Excerpted data:
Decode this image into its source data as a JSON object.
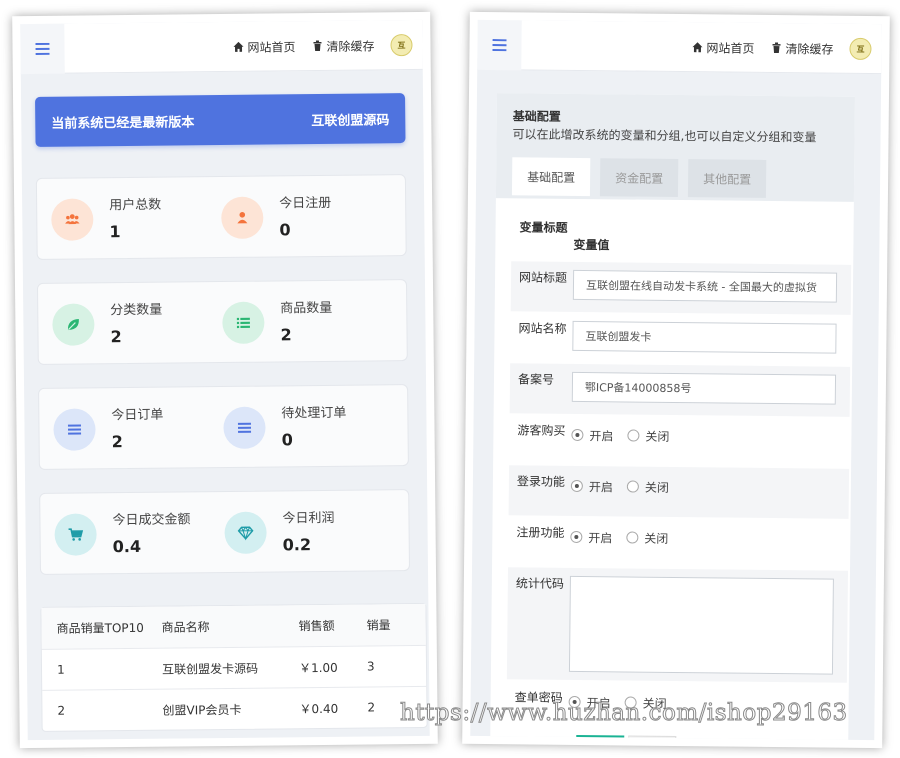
{
  "topbar": {
    "home_label": "网站首页",
    "clear_cache_label": "清除缓存"
  },
  "dashboard": {
    "banner_left": "当前系统已经是最新版本",
    "banner_right": "互联创盟源码",
    "stats": [
      {
        "label": "用户总数",
        "value": "1",
        "icon": "users-icon",
        "color": "#f4733c",
        "bg": "#fde4d6"
      },
      {
        "label": "今日注册",
        "value": "0",
        "icon": "user-icon",
        "color": "#f4733c",
        "bg": "#fde4d6"
      },
      {
        "label": "分类数量",
        "value": "2",
        "icon": "leaf-icon",
        "color": "#2bb673",
        "bg": "#d7f2e4"
      },
      {
        "label": "商品数量",
        "value": "2",
        "icon": "list-icon",
        "color": "#2bb673",
        "bg": "#d7f2e4"
      },
      {
        "label": "今日订单",
        "value": "2",
        "icon": "bars-icon",
        "color": "#4f73df",
        "bg": "#dce6f9"
      },
      {
        "label": "待处理订单",
        "value": "0",
        "icon": "bars-icon",
        "color": "#4f73df",
        "bg": "#dce6f9"
      },
      {
        "label": "今日成交金额",
        "value": "0.4",
        "icon": "cart-icon",
        "color": "#1f9ca8",
        "bg": "#d3eff1"
      },
      {
        "label": "今日利润",
        "value": "0.2",
        "icon": "diamond-icon",
        "color": "#1f9ca8",
        "bg": "#d3eff1"
      }
    ],
    "table": {
      "headers": [
        "商品销量TOP10",
        "商品名称",
        "销售额",
        "销量"
      ],
      "rows": [
        [
          "1",
          "互联创盟发卡源码",
          "￥1.00",
          "3"
        ],
        [
          "2",
          "创盟VIP会员卡",
          "￥0.40",
          "2"
        ]
      ]
    }
  },
  "config": {
    "title": "基础配置",
    "subtitle": "可以在此增改系统的变量和分组,也可以自定义分组和变量",
    "tabs": [
      "基础配置",
      "资金配置",
      "其他配置"
    ],
    "col_title": "变量标题",
    "col_value": "变量值",
    "site_title_label": "网站标题",
    "site_title_value": "互联创盟在线自动发卡系统 - 全国最大的虚拟货",
    "site_name_label": "网站名称",
    "site_name_value": "互联创盟发卡",
    "icp_label": "备案号",
    "icp_value": "鄂ICP备14000858号",
    "guest_label": "游客购买",
    "login_label": "登录功能",
    "register_label": "注册功能",
    "stats_code_label": "统计代码",
    "query_pwd_label": "查单密码",
    "on_label": "开启",
    "off_label": "关闭"
  },
  "watermark": "https://www.huzhan.com/ishop29163"
}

Exercise objective: Print out the material word for word, omitting the pictures.

Result of this task:
Decode this image into its source data as a JSON object.
{
  "topbar": {
    "home_label": "网站首页",
    "clear_cache_label": "清除缓存"
  },
  "dashboard": {
    "banner_left": "当前系统已经是最新版本",
    "banner_right": "互联创盟源码",
    "stats": [
      {
        "label": "用户总数",
        "value": "1",
        "icon": "users-icon",
        "color": "#f4733c",
        "bg": "#fde4d6"
      },
      {
        "label": "今日注册",
        "value": "0",
        "icon": "user-icon",
        "color": "#f4733c",
        "bg": "#fde4d6"
      },
      {
        "label": "分类数量",
        "value": "2",
        "icon": "leaf-icon",
        "color": "#2bb673",
        "bg": "#d7f2e4"
      },
      {
        "label": "商品数量",
        "value": "2",
        "icon": "list-icon",
        "color": "#2bb673",
        "bg": "#d7f2e4"
      },
      {
        "label": "今日订单",
        "value": "2",
        "icon": "bars-icon",
        "color": "#4f73df",
        "bg": "#dce6f9"
      },
      {
        "label": "待处理订单",
        "value": "0",
        "icon": "bars-icon",
        "color": "#4f73df",
        "bg": "#dce6f9"
      },
      {
        "label": "今日成交金额",
        "value": "0.4",
        "icon": "cart-icon",
        "color": "#1f9ca8",
        "bg": "#d3eff1"
      },
      {
        "label": "今日利润",
        "value": "0.2",
        "icon": "diamond-icon",
        "color": "#1f9ca8",
        "bg": "#d3eff1"
      }
    ],
    "table": {
      "headers": [
        "商品销量TOP10",
        "商品名称",
        "销售额",
        "销量"
      ],
      "rows": [
        [
          "1",
          "互联创盟发卡源码",
          "￥1.00",
          "3"
        ],
        [
          "2",
          "创盟VIP会员卡",
          "￥0.40",
          "2"
        ]
      ]
    }
  },
  "config": {
    "title": "基础配置",
    "subtitle": "可以在此增改系统的变量和分组,也可以自定义分组和变量",
    "tabs": [
      "基础配置",
      "资金配置",
      "其他配置"
    ],
    "col_title": "变量标题",
    "col_value": "变量值",
    "site_title_label": "网站标题",
    "site_title_value": "互联创盟在线自动发卡系统 - 全国最大的虚拟货",
    "site_name_label": "网站名称",
    "site_name_value": "互联创盟发卡",
    "icp_label": "备案号",
    "icp_value": "鄂ICP备14000858号",
    "guest_label": "游客购买",
    "login_label": "登录功能",
    "register_label": "注册功能",
    "stats_code_label": "统计代码",
    "query_pwd_label": "查单密码",
    "on_label": "开启",
    "off_label": "关闭"
  },
  "watermark": "https://www.huzhan.com/ishop29163"
}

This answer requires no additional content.